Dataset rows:
# # # # # # #

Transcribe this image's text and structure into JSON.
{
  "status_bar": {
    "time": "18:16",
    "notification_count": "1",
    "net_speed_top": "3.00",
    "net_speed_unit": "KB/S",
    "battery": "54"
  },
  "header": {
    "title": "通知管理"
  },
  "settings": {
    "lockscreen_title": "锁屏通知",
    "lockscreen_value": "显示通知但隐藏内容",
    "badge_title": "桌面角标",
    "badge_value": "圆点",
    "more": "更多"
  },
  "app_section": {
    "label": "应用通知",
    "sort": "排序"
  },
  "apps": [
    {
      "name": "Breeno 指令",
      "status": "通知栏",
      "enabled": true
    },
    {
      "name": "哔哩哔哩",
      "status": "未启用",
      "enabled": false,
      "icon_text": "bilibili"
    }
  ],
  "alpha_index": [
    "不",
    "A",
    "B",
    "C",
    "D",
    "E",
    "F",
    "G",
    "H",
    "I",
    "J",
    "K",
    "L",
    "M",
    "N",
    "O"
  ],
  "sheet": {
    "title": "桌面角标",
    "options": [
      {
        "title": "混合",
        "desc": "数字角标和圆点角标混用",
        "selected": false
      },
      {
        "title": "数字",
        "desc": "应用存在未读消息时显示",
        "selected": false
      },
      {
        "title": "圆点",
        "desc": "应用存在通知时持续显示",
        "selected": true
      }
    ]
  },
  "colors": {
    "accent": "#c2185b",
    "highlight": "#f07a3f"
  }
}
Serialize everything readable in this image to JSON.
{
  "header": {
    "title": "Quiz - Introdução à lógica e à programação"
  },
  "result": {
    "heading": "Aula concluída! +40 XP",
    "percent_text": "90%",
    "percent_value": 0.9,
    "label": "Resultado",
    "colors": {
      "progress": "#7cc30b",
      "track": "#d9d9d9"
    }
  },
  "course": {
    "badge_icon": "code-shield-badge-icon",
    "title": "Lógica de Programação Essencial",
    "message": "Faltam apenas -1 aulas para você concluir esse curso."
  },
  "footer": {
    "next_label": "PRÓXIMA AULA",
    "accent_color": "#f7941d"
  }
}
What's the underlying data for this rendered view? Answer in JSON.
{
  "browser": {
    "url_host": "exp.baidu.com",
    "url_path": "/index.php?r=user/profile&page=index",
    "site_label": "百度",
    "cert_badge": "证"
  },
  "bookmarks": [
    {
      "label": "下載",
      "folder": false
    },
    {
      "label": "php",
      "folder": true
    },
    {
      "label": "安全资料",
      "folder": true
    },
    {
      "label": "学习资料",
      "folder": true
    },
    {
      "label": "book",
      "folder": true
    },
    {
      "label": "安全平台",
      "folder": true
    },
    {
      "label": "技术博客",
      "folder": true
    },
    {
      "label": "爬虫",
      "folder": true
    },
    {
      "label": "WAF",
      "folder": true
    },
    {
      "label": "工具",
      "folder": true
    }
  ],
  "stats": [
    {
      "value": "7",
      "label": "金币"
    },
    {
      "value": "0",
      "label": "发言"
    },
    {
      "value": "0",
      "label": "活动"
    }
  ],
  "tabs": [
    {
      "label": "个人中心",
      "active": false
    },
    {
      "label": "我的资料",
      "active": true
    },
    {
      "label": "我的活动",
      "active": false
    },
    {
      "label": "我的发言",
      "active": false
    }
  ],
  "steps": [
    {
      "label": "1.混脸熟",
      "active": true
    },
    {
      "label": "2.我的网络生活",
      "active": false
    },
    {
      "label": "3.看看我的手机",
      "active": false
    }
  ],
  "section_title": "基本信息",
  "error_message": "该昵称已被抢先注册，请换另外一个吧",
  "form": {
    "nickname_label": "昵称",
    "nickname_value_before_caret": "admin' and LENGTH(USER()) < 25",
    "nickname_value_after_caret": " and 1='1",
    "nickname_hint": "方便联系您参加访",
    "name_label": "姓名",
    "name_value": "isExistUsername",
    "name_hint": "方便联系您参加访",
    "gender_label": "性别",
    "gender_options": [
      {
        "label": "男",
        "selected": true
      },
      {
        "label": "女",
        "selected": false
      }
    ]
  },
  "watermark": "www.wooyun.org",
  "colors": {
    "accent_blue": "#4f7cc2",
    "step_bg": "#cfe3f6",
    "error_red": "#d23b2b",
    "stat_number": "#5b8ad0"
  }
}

# # # # # # #

» **Instructions to follow**:
From the data above, extract every line in its exact form.

» **Solution for this problem**:
Transcribe this image's text and structure into JSON.
{
  "status_bar": {
    "time": "18:16",
    "notification_count": "1",
    "net_speed_top": "3.00",
    "net_speed_unit": "KB/S",
    "battery": "54"
  },
  "header": {
    "title": "通知管理"
  },
  "settings": {
    "lockscreen_title": "锁屏通知",
    "lockscreen_value": "显示通知但隐藏内容",
    "badge_title": "桌面角标",
    "badge_value": "圆点",
    "more": "更多"
  },
  "app_section": {
    "label": "应用通知",
    "sort": "排序"
  },
  "apps": [
    {
      "name": "Breeno 指令",
      "status": "通知栏",
      "enabled": true
    },
    {
      "name": "哔哩哔哩",
      "status": "未启用",
      "enabled": false,
      "icon_text": "bilibili"
    }
  ],
  "alpha_index": [
    "不",
    "A",
    "B",
    "C",
    "D",
    "E",
    "F",
    "G",
    "H",
    "I",
    "J",
    "K",
    "L",
    "M",
    "N",
    "O"
  ],
  "sheet": {
    "title": "桌面角标",
    "options": [
      {
        "title": "混合",
        "desc": "数字角标和圆点角标混用",
        "selected": false
      },
      {
        "title": "数字",
        "desc": "应用存在未读消息时显示",
        "selected": false
      },
      {
        "title": "圆点",
        "desc": "应用存在通知时持续显示",
        "selected": true
      }
    ]
  },
  "colors": {
    "accent": "#c2185b",
    "highlight": "#f07a3f"
  }
}
Serialize everything readable in this image to JSON.
{
  "header": {
    "title": "Quiz - Introdução à lógica e à programação"
  },
  "result": {
    "heading": "Aula concluída! +40 XP",
    "percent_text": "90%",
    "percent_value": 0.9,
    "label": "Resultado",
    "colors": {
      "progress": "#7cc30b",
      "track": "#d9d9d9"
    }
  },
  "course": {
    "badge_icon": "code-shield-badge-icon",
    "title": "Lógica de Programação Essencial",
    "message": "Faltam apenas -1 aulas para você concluir esse curso."
  },
  "footer": {
    "next_label": "PRÓXIMA AULA",
    "accent_color": "#f7941d"
  }
}
What's the underlying data for this rendered view? Answer in JSON.
{
  "browser": {
    "url_host": "exp.baidu.com",
    "url_path": "/index.php?r=user/profile&page=index",
    "site_label": "百度",
    "cert_badge": "证"
  },
  "bookmarks": [
    {
      "label": "下載",
      "folder": false
    },
    {
      "label": "php",
      "folder": true
    },
    {
      "label": "安全资料",
      "folder": true
    },
    {
      "label": "学习资料",
      "folder": true
    },
    {
      "label": "book",
      "folder": true
    },
    {
      "label": "安全平台",
      "folder": true
    },
    {
      "label": "技术博客",
      "folder": true
    },
    {
      "label": "爬虫",
      "folder": true
    },
    {
      "label": "WAF",
      "folder": true
    },
    {
      "label": "工具",
      "folder": true
    }
  ],
  "stats": [
    {
      "value": "7",
      "label": "金币"
    },
    {
      "value": "0",
      "label": "发言"
    },
    {
      "value": "0",
      "label": "活动"
    }
  ],
  "tabs": [
    {
      "label": "个人中心",
      "active": false
    },
    {
      "label": "我的资料",
      "active": true
    },
    {
      "label": "我的活动",
      "active": false
    },
    {
      "label": "我的发言",
      "active": false
    }
  ],
  "steps": [
    {
      "label": "1.混脸熟",
      "active": true
    },
    {
      "label": "2.我的网络生活",
      "active": false
    },
    {
      "label": "3.看看我的手机",
      "active": false
    }
  ],
  "section_title": "基本信息",
  "error_message": "该昵称已被抢先注册，请换另外一个吧",
  "form": {
    "nickname_label": "昵称",
    "nickname_value_before_caret": "admin' and LENGTH(USER()) < 25",
    "nickname_value_after_caret": " and 1='1",
    "nickname_hint": "方便联系您参加访",
    "name_label": "姓名",
    "name_value": "isExistUsername",
    "name_hint": "方便联系您参加访",
    "gender_label": "性别",
    "gender_options": [
      {
        "label": "男",
        "selected": true
      },
      {
        "label": "女",
        "selected": false
      }
    ]
  },
  "watermark": "www.wooyun.org",
  "colors": {
    "accent_blue": "#4f7cc2",
    "step_bg": "#cfe3f6",
    "error_red": "#d23b2b",
    "stat_number": "#5b8ad0"
  }
}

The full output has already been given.